>>>>>

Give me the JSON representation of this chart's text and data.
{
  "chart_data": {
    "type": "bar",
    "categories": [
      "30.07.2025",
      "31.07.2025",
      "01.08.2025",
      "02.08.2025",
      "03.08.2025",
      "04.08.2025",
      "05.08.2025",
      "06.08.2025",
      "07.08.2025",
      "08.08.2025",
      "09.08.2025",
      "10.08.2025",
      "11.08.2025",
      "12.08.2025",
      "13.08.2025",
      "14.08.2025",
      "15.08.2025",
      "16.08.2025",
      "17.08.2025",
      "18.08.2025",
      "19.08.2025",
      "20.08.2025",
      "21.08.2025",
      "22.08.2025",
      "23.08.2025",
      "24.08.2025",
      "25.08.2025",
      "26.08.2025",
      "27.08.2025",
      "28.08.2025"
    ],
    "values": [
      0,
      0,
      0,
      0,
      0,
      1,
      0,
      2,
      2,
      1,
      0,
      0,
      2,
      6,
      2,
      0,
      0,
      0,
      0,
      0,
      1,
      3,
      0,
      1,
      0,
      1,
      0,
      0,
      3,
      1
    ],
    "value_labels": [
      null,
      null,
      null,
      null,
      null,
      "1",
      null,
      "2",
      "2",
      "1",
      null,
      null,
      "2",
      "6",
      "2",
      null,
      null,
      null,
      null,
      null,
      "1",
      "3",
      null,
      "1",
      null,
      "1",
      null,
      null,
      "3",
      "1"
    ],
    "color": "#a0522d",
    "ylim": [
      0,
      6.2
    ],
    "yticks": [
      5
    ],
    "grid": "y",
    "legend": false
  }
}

<<<<<

(Exercise goal): Using the data above, print every record exactly as shown.

(Right answer):
Give me the JSON representation of this chart's text and data.
{
  "chart_data": {
    "type": "bar",
    "categories": [
      "30.07.2025",
      "31.07.2025",
      "01.08.2025",
      "02.08.2025",
      "03.08.2025",
      "04.08.2025",
      "05.08.2025",
      "06.08.2025",
      "07.08.2025",
      "08.08.2025",
      "09.08.2025",
      "10.08.2025",
      "11.08.2025",
      "12.08.2025",
      "13.08.2025",
      "14.08.2025",
      "15.08.2025",
      "16.08.2025",
      "17.08.2025",
      "18.08.2025",
      "19.08.2025",
      "20.08.2025",
      "21.08.2025",
      "22.08.2025",
      "23.08.2025",
      "24.08.2025",
      "25.08.2025",
      "26.08.2025",
      "27.08.2025",
      "28.08.2025"
    ],
    "values": [
      0,
      0,
      0,
      0,
      0,
      1,
      0,
      2,
      2,
      1,
      0,
      0,
      2,
      6,
      2,
      0,
      0,
      0,
      0,
      0,
      1,
      3,
      0,
      1,
      0,
      1,
      0,
      0,
      3,
      1
    ],
    "value_labels": [
      null,
      null,
      null,
      null,
      null,
      "1",
      null,
      "2",
      "2",
      "1",
      null,
      null,
      "2",
      "6",
      "2",
      null,
      null,
      null,
      null,
      null,
      "1",
      "3",
      null,
      "1",
      null,
      "1",
      null,
      null,
      "3",
      "1"
    ],
    "color": "#a0522d",
    "ylim": [
      0,
      6.2
    ],
    "yticks": [
      5
    ],
    "grid": "y",
    "legend": false
  }
}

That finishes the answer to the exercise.